___ Data for processing ___

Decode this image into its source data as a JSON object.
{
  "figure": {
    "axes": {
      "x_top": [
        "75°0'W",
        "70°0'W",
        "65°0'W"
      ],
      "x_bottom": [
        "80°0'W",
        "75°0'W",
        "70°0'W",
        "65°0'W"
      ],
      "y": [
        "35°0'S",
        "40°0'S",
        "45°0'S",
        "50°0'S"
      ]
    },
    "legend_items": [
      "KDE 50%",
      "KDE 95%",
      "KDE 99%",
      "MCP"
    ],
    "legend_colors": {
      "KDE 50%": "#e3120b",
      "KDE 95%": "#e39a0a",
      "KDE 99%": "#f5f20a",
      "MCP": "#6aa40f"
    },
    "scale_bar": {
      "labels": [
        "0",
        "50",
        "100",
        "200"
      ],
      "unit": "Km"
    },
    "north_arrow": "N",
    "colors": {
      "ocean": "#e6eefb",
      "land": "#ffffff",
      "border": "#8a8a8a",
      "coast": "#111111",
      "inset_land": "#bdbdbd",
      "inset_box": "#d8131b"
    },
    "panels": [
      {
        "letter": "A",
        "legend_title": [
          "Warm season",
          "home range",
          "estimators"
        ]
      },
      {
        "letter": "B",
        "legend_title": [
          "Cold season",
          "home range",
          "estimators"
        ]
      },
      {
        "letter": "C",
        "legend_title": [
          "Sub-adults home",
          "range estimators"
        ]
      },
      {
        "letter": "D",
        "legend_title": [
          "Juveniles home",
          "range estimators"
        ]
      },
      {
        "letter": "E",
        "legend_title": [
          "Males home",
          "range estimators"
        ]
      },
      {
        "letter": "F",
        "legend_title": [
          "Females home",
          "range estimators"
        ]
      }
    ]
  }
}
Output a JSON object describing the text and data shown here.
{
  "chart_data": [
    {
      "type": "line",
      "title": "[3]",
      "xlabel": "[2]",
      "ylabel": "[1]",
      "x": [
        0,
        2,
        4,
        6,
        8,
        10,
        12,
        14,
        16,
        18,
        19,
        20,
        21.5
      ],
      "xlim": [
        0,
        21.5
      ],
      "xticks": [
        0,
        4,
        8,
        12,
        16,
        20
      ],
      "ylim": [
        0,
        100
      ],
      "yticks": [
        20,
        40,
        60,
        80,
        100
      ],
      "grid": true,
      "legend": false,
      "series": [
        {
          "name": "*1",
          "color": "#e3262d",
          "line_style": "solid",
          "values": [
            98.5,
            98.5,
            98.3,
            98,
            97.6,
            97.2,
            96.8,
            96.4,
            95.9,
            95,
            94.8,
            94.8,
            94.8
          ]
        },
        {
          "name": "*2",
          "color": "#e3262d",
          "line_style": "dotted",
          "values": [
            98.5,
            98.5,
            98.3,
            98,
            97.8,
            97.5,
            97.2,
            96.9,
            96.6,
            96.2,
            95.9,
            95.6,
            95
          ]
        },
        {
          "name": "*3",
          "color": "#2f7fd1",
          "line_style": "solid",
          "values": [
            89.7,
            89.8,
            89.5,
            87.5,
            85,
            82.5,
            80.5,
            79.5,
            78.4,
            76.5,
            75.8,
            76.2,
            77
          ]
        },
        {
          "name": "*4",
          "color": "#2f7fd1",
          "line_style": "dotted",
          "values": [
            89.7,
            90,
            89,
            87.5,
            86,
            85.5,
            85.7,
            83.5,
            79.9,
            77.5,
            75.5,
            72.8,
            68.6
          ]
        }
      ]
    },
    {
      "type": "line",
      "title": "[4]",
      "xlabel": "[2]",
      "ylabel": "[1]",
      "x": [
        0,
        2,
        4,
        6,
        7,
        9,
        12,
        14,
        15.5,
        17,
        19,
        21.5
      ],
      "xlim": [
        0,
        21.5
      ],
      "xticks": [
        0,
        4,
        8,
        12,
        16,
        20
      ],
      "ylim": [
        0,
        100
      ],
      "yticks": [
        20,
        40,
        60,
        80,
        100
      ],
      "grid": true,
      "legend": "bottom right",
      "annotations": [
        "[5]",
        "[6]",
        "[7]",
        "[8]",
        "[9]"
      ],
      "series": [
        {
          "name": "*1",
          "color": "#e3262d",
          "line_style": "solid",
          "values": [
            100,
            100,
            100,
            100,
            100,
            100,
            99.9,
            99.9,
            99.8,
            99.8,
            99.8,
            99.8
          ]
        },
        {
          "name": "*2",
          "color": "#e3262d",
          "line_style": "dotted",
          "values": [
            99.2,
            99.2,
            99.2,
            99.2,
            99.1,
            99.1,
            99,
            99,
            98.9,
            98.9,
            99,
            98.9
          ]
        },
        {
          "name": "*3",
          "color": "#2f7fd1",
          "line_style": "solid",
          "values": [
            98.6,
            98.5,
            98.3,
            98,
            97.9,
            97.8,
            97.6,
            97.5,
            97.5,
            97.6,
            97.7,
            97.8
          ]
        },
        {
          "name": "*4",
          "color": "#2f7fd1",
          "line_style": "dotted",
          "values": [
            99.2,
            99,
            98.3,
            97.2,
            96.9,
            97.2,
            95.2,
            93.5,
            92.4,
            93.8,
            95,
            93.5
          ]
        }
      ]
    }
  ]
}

___

Exercise brief – Reproduce the entire listing word for word.

Response to this task –
Decode this image into its source data as a JSON object.
{
  "figure": {
    "axes": {
      "x_top": [
        "75°0'W",
        "70°0'W",
        "65°0'W"
      ],
      "x_bottom": [
        "80°0'W",
        "75°0'W",
        "70°0'W",
        "65°0'W"
      ],
      "y": [
        "35°0'S",
        "40°0'S",
        "45°0'S",
        "50°0'S"
      ]
    },
    "legend_items": [
      "KDE 50%",
      "KDE 95%",
      "KDE 99%",
      "MCP"
    ],
    "legend_colors": {
      "KDE 50%": "#e3120b",
      "KDE 95%": "#e39a0a",
      "KDE 99%": "#f5f20a",
      "MCP": "#6aa40f"
    },
    "scale_bar": {
      "labels": [
        "0",
        "50",
        "100",
        "200"
      ],
      "unit": "Km"
    },
    "north_arrow": "N",
    "colors": {
      "ocean": "#e6eefb",
      "land": "#ffffff",
      "border": "#8a8a8a",
      "coast": "#111111",
      "inset_land": "#bdbdbd",
      "inset_box": "#d8131b"
    },
    "panels": [
      {
        "letter": "A",
        "legend_title": [
          "Warm season",
          "home range",
          "estimators"
        ]
      },
      {
        "letter": "B",
        "legend_title": [
          "Cold season",
          "home range",
          "estimators"
        ]
      },
      {
        "letter": "C",
        "legend_title": [
          "Sub-adults home",
          "range estimators"
        ]
      },
      {
        "letter": "D",
        "legend_title": [
          "Juveniles home",
          "range estimators"
        ]
      },
      {
        "letter": "E",
        "legend_title": [
          "Males home",
          "range estimators"
        ]
      },
      {
        "letter": "F",
        "legend_title": [
          "Females home",
          "range estimators"
        ]
      }
    ]
  }
}
Output a JSON object describing the text and data shown here.
{
  "chart_data": [
    {
      "type": "line",
      "title": "[3]",
      "xlabel": "[2]",
      "ylabel": "[1]",
      "x": [
        0,
        2,
        4,
        6,
        8,
        10,
        12,
        14,
        16,
        18,
        19,
        20,
        21.5
      ],
      "xlim": [
        0,
        21.5
      ],
      "xticks": [
        0,
        4,
        8,
        12,
        16,
        20
      ],
      "ylim": [
        0,
        100
      ],
      "yticks": [
        20,
        40,
        60,
        80,
        100
      ],
      "grid": true,
      "legend": false,
      "series": [
        {
          "name": "*1",
          "color": "#e3262d",
          "line_style": "solid",
          "values": [
            98.5,
            98.5,
            98.3,
            98,
            97.6,
            97.2,
            96.8,
            96.4,
            95.9,
            95,
            94.8,
            94.8,
            94.8
          ]
        },
        {
          "name": "*2",
          "color": "#e3262d",
          "line_style": "dotted",
          "values": [
            98.5,
            98.5,
            98.3,
            98,
            97.8,
            97.5,
            97.2,
            96.9,
            96.6,
            96.2,
            95.9,
            95.6,
            95
          ]
        },
        {
          "name": "*3",
          "color": "#2f7fd1",
          "line_style": "solid",
          "values": [
            89.7,
            89.8,
            89.5,
            87.5,
            85,
            82.5,
            80.5,
            79.5,
            78.4,
            76.5,
            75.8,
            76.2,
            77
          ]
        },
        {
          "name": "*4",
          "color": "#2f7fd1",
          "line_style": "dotted",
          "values": [
            89.7,
            90,
            89,
            87.5,
            86,
            85.5,
            85.7,
            83.5,
            79.9,
            77.5,
            75.5,
            72.8,
            68.6
          ]
        }
      ]
    },
    {
      "type": "line",
      "title": "[4]",
      "xlabel": "[2]",
      "ylabel": "[1]",
      "x": [
        0,
        2,
        4,
        6,
        7,
        9,
        12,
        14,
        15.5,
        17,
        19,
        21.5
      ],
      "xlim": [
        0,
        21.5
      ],
      "xticks": [
        0,
        4,
        8,
        12,
        16,
        20
      ],
      "ylim": [
        0,
        100
      ],
      "yticks": [
        20,
        40,
        60,
        80,
        100
      ],
      "grid": true,
      "legend": "bottom right",
      "annotations": [
        "[5]",
        "[6]",
        "[7]",
        "[8]",
        "[9]"
      ],
      "series": [
        {
          "name": "*1",
          "color": "#e3262d",
          "line_style": "solid",
          "values": [
            100,
            100,
            100,
            100,
            100,
            100,
            99.9,
            99.9,
            99.8,
            99.8,
            99.8,
            99.8
          ]
        },
        {
          "name": "*2",
          "color": "#e3262d",
          "line_style": "dotted",
          "values": [
            99.2,
            99.2,
            99.2,
            99.2,
            99.1,
            99.1,
            99,
            99,
            98.9,
            98.9,
            99,
            98.9
          ]
        },
        {
          "name": "*3",
          "color": "#2f7fd1",
          "line_style": "solid",
          "values": [
            98.6,
            98.5,
            98.3,
            98,
            97.9,
            97.8,
            97.6,
            97.5,
            97.5,
            97.6,
            97.7,
            97.8
          ]
        },
        {
          "name": "*4",
          "color": "#2f7fd1",
          "line_style": "dotted",
          "values": [
            99.2,
            99,
            98.3,
            97.2,
            96.9,
            97.2,
            95.2,
            93.5,
            92.4,
            93.8,
            95,
            93.5
          ]
        }
      ]
    }
  ]
}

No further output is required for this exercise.